# Entries provided

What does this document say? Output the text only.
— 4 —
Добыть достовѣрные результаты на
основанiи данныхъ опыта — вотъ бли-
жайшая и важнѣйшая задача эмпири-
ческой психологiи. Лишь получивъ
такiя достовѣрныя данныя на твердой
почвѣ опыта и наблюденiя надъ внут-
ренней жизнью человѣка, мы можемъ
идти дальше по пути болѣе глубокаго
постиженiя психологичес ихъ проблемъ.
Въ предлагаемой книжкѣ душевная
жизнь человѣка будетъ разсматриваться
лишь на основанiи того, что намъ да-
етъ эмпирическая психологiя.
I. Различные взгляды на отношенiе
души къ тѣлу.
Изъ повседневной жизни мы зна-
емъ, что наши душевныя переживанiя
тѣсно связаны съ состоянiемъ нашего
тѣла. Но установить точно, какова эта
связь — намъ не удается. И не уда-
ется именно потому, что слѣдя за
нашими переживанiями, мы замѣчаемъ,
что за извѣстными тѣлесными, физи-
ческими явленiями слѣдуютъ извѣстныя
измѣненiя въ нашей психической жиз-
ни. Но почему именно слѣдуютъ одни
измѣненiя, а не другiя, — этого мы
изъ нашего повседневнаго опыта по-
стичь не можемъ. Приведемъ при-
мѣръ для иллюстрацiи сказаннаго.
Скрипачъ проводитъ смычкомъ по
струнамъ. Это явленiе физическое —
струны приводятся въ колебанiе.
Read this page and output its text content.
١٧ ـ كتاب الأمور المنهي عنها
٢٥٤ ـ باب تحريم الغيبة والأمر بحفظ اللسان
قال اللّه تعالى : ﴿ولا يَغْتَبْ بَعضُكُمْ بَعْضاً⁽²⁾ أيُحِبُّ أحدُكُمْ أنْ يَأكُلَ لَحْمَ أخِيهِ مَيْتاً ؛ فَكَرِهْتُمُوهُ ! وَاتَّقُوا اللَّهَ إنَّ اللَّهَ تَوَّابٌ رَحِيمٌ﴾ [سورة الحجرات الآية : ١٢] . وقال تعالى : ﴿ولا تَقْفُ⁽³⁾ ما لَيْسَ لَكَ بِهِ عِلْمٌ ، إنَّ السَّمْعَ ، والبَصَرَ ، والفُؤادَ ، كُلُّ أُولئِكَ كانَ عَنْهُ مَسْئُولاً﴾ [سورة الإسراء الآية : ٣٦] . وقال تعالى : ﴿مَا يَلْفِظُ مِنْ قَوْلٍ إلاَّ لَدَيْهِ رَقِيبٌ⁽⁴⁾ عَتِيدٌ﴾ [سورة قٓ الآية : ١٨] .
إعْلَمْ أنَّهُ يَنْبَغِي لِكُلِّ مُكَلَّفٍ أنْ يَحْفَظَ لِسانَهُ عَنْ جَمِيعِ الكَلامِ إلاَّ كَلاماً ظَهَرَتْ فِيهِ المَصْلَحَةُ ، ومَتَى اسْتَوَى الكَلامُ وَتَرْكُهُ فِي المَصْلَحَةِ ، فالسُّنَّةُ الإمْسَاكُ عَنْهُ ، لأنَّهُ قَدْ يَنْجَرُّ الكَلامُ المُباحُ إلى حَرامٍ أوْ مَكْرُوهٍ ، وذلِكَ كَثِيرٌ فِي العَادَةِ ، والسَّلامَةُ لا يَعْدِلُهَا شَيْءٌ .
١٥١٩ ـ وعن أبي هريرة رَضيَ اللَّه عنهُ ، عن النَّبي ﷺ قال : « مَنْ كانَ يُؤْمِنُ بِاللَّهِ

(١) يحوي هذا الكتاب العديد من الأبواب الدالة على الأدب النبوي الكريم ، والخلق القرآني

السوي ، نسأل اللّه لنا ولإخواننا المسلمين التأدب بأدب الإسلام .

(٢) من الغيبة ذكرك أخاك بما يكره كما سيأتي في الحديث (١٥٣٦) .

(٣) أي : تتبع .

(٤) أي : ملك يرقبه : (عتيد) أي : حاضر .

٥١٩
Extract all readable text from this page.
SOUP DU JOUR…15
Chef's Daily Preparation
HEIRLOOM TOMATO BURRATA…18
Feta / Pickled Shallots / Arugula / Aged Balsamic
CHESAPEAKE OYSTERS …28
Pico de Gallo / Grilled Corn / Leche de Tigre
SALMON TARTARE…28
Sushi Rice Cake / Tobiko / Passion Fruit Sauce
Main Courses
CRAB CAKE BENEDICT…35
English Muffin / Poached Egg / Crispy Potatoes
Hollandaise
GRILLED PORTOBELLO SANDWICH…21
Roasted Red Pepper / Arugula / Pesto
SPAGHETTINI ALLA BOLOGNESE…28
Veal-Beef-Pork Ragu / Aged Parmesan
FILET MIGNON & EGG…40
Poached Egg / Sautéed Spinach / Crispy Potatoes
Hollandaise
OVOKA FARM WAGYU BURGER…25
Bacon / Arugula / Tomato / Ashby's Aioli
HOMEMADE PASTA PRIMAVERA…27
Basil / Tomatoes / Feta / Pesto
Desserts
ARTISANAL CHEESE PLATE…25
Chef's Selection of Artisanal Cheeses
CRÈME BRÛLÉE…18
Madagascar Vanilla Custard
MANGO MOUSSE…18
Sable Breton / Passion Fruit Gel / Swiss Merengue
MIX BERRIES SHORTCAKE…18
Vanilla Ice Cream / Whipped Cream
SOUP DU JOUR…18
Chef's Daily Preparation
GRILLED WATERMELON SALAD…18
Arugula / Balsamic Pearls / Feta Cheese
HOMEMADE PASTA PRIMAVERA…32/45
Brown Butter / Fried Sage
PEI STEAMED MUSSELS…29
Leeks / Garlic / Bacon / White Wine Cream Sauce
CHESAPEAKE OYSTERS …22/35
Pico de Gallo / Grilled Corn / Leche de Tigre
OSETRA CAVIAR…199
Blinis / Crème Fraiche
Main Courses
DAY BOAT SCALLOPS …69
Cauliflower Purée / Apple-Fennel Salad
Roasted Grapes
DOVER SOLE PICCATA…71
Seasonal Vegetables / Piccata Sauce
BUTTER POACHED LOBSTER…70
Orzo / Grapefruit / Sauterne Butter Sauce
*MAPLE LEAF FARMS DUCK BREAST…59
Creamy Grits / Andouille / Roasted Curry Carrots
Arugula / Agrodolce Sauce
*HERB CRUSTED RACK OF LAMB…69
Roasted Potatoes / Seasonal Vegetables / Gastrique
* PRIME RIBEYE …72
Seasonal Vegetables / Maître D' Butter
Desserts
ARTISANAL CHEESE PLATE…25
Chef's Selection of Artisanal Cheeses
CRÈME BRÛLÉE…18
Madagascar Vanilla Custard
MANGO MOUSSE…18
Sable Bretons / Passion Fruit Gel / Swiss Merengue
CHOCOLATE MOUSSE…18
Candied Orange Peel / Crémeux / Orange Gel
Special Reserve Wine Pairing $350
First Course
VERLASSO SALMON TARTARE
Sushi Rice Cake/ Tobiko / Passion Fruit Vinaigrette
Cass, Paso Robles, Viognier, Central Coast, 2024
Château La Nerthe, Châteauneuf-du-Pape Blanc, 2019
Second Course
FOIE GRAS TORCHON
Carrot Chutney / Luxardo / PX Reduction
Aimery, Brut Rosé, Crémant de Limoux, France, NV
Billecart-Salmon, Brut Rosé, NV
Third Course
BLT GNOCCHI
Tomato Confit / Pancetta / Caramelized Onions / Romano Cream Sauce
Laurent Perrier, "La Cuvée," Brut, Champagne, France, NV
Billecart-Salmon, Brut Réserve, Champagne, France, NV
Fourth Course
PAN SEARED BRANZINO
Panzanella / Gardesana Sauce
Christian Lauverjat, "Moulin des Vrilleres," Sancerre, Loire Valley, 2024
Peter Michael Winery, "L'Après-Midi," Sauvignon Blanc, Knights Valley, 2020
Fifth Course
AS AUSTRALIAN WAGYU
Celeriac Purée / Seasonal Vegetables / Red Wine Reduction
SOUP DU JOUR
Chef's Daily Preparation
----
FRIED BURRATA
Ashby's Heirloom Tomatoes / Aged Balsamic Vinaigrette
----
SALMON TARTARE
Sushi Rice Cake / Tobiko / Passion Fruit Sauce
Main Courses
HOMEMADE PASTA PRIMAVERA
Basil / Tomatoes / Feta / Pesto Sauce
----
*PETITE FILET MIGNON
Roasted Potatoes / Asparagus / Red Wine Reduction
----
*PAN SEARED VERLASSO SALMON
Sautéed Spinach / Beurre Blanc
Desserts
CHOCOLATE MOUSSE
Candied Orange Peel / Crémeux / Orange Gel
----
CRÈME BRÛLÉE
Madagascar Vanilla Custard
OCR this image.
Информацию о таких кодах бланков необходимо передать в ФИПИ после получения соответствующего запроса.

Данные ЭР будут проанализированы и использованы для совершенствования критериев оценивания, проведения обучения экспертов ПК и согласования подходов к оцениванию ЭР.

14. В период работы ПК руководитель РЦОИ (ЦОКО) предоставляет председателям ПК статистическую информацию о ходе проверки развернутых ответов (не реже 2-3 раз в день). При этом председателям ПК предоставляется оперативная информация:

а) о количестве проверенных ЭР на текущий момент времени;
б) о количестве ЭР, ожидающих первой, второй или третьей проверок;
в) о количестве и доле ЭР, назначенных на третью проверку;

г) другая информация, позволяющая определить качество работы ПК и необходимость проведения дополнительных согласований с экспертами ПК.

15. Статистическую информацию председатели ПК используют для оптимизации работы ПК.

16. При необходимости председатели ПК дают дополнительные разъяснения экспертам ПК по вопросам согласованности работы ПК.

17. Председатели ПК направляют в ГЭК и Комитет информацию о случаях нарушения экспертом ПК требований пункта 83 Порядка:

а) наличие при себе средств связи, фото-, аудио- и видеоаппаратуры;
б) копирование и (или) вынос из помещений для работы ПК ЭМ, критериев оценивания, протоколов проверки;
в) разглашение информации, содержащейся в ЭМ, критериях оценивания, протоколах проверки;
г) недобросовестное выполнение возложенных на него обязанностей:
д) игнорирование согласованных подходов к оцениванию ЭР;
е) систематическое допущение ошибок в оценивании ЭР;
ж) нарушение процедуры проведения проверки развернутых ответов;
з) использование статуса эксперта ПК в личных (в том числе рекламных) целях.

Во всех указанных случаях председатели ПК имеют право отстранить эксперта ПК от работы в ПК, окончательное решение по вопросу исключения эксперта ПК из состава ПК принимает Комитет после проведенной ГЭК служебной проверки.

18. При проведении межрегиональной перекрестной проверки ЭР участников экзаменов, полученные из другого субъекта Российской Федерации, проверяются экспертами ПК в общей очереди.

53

# Requirement
What is the number of lines in the records above that include the word "Potatoes"? Reply with that number and nothing more.

# Solution to the exercise
4